## Your objective:
Your task is to print the material below exactly as presented.

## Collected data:
* * * *

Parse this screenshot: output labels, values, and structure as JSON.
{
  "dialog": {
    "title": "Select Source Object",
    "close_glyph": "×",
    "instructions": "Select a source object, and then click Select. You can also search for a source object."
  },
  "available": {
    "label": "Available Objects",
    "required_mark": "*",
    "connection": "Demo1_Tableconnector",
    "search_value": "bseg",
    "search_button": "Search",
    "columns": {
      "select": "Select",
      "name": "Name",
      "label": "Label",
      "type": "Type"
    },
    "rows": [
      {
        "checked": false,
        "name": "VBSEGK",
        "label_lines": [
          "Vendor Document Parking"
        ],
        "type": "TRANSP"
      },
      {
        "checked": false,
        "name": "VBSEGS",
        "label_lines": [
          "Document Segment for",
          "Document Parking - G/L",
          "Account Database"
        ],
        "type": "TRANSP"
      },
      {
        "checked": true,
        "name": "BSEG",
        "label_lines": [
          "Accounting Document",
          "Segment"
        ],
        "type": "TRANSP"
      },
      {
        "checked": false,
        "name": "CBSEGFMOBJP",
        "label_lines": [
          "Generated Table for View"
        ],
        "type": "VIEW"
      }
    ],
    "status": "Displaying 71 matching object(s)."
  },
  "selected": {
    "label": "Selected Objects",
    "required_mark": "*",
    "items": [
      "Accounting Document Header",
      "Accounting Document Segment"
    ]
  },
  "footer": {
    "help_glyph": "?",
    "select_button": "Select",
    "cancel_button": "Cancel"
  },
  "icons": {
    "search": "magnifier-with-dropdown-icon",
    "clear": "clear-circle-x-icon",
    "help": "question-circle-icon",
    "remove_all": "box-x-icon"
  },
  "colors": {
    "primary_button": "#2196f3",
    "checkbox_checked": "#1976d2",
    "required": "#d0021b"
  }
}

* * * *

## Response to the task:
Parse this screenshot: output labels, values, and structure as JSON.
{
  "dialog": {
    "title": "Select Source Object",
    "close_glyph": "×",
    "instructions": "Select a source object, and then click Select. You can also search for a source object."
  },
  "available": {
    "label": "Available Objects",
    "required_mark": "*",
    "connection": "Demo1_Tableconnector",
    "search_value": "bseg",
    "search_button": "Search",
    "columns": {
      "select": "Select",
      "name": "Name",
      "label": "Label",
      "type": "Type"
    },
    "rows": [
      {
        "checked": false,
        "name": "VBSEGK",
        "label_lines": [
          "Vendor Document Parking"
        ],
        "type": "TRANSP"
      },
      {
        "checked": false,
        "name": "VBSEGS",
        "label_lines": [
          "Document Segment for",
          "Document Parking - G/L",
          "Account Database"
        ],
        "type": "TRANSP"
      },
      {
        "checked": true,
        "name": "BSEG",
        "label_lines": [
          "Accounting Document",
          "Segment"
        ],
        "type": "TRANSP"
      },
      {
        "checked": false,
        "name": "CBSEGFMOBJP",
        "label_lines": [
          "Generated Table for View"
        ],
        "type": "VIEW"
      }
    ],
    "status": "Displaying 71 matching object(s)."
  },
  "selected": {
    "label": "Selected Objects",
    "required_mark": "*",
    "items": [
      "Accounting Document Header",
      "Accounting Document Segment"
    ]
  },
  "footer": {
    "help_glyph": "?",
    "select_button": "Select",
    "cancel_button": "Cancel"
  },
  "icons": {
    "search": "magnifier-with-dropdown-icon",
    "clear": "clear-circle-x-icon",
    "help": "question-circle-icon",
    "remove_all": "box-x-icon"
  },
  "colors": {
    "primary_button": "#2196f3",
    "checkbox_checked": "#1976d2",
    "required": "#d0021b"
  }
}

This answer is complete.